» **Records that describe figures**
=====
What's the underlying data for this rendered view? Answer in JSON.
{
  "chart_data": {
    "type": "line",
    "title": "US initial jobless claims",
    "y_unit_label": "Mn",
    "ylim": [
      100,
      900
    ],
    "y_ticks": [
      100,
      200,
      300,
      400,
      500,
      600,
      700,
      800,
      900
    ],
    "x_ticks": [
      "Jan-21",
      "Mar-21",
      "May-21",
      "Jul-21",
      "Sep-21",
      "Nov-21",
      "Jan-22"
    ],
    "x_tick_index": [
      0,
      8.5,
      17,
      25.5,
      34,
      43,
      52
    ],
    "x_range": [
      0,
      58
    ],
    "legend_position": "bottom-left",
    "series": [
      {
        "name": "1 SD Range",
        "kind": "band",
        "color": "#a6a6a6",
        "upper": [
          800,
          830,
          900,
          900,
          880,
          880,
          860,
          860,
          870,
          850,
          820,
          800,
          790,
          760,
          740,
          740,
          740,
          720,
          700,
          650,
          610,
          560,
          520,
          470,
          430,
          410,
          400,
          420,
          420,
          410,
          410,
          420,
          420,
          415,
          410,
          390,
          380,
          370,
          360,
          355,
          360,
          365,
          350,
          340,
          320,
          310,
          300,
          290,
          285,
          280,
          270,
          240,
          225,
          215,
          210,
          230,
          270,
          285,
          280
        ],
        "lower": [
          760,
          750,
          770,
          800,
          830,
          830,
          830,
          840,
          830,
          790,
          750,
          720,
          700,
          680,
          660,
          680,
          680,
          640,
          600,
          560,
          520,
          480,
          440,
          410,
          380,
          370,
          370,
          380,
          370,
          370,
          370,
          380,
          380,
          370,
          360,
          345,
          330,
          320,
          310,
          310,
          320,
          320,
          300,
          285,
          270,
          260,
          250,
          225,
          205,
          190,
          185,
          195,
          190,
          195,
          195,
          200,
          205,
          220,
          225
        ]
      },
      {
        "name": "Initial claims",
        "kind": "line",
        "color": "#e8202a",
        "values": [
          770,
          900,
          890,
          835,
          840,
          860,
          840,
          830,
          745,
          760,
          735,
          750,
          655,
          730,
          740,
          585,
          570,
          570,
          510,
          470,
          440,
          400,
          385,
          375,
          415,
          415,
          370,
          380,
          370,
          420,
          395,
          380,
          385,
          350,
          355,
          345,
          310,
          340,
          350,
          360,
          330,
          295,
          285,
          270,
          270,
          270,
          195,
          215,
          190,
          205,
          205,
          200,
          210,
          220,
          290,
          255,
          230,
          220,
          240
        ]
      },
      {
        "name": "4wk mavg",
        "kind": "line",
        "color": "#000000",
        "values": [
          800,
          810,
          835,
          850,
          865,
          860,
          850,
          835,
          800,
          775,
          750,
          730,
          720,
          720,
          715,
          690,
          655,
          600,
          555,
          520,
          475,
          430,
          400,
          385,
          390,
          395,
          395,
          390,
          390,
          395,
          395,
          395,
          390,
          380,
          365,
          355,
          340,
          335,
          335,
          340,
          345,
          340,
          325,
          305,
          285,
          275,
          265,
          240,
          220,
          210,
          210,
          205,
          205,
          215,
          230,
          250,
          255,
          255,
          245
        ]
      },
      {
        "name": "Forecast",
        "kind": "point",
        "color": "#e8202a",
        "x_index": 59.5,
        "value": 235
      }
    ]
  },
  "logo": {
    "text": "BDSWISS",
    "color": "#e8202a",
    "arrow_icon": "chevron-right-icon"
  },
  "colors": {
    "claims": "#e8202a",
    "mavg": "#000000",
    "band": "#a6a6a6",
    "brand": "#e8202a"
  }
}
=====
» **What the exercise asks**
Write out every record, exactly as written.

» **Completed exercise**
What's the underlying data for this rendered view? Answer in JSON.
{
  "chart_data": {
    "type": "line",
    "title": "US initial jobless claims",
    "y_unit_label": "Mn",
    "ylim": [
      100,
      900
    ],
    "y_ticks": [
      100,
      200,
      300,
      400,
      500,
      600,
      700,
      800,
      900
    ],
    "x_ticks": [
      "Jan-21",
      "Mar-21",
      "May-21",
      "Jul-21",
      "Sep-21",
      "Nov-21",
      "Jan-22"
    ],
    "x_tick_index": [
      0,
      8.5,
      17,
      25.5,
      34,
      43,
      52
    ],
    "x_range": [
      0,
      58
    ],
    "legend_position": "bottom-left",
    "series": [
      {
        "name": "1 SD Range",
        "kind": "band",
        "color": "#a6a6a6",
        "upper": [
          800,
          830,
          900,
          900,
          880,
          880,
          860,
          860,
          870,
          850,
          820,
          800,
          790,
          760,
          740,
          740,
          740,
          720,
          700,
          650,
          610,
          560,
          520,
          470,
          430,
          410,
          400,
          420,
          420,
          410,
          410,
          420,
          420,
          415,
          410,
          390,
          380,
          370,
          360,
          355,
          360,
          365,
          350,
          340,
          320,
          310,
          300,
          290,
          285,
          280,
          270,
          240,
          225,
          215,
          210,
          230,
          270,
          285,
          280
        ],
        "lower": [
          760,
          750,
          770,
          800,
          830,
          830,
          830,
          840,
          830,
          790,
          750,
          720,
          700,
          680,
          660,
          680,
          680,
          640,
          600,
          560,
          520,
          480,
          440,
          410,
          380,
          370,
          370,
          380,
          370,
          370,
          370,
          380,
          380,
          370,
          360,
          345,
          330,
          320,
          310,
          310,
          320,
          320,
          300,
          285,
          270,
          260,
          250,
          225,
          205,
          190,
          185,
          195,
          190,
          195,
          195,
          200,
          205,
          220,
          225
        ]
      },
      {
        "name": "Initial claims",
        "kind": "line",
        "color": "#e8202a",
        "values": [
          770,
          900,
          890,
          835,
          840,
          860,
          840,
          830,
          745,
          760,
          735,
          750,
          655,
          730,
          740,
          585,
          570,
          570,
          510,
          470,
          440,
          400,
          385,
          375,
          415,
          415,
          370,
          380,
          370,
          420,
          395,
          380,
          385,
          350,
          355,
          345,
          310,
          340,
          350,
          360,
          330,
          295,
          285,
          270,
          270,
          270,
          195,
          215,
          190,
          205,
          205,
          200,
          210,
          220,
          290,
          255,
          230,
          220,
          240
        ]
      },
      {
        "name": "4wk mavg",
        "kind": "line",
        "color": "#000000",
        "values": [
          800,
          810,
          835,
          850,
          865,
          860,
          850,
          835,
          800,
          775,
          750,
          730,
          720,
          720,
          715,
          690,
          655,
          600,
          555,
          520,
          475,
          430,
          400,
          385,
          390,
          395,
          395,
          390,
          390,
          395,
          395,
          395,
          390,
          380,
          365,
          355,
          340,
          335,
          335,
          340,
          345,
          340,
          325,
          305,
          285,
          275,
          265,
          240,
          220,
          210,
          210,
          205,
          205,
          215,
          230,
          250,
          255,
          255,
          245
        ]
      },
      {
        "name": "Forecast",
        "kind": "point",
        "color": "#e8202a",
        "x_index": 59.5,
        "value": 235
      }
    ]
  },
  "logo": {
    "text": "BDSWISS",
    "color": "#e8202a",
    "arrow_icon": "chevron-right-icon"
  },
  "colors": {
    "claims": "#e8202a",
    "mavg": "#000000",
    "band": "#a6a6a6",
    "brand": "#e8202a"
  }
}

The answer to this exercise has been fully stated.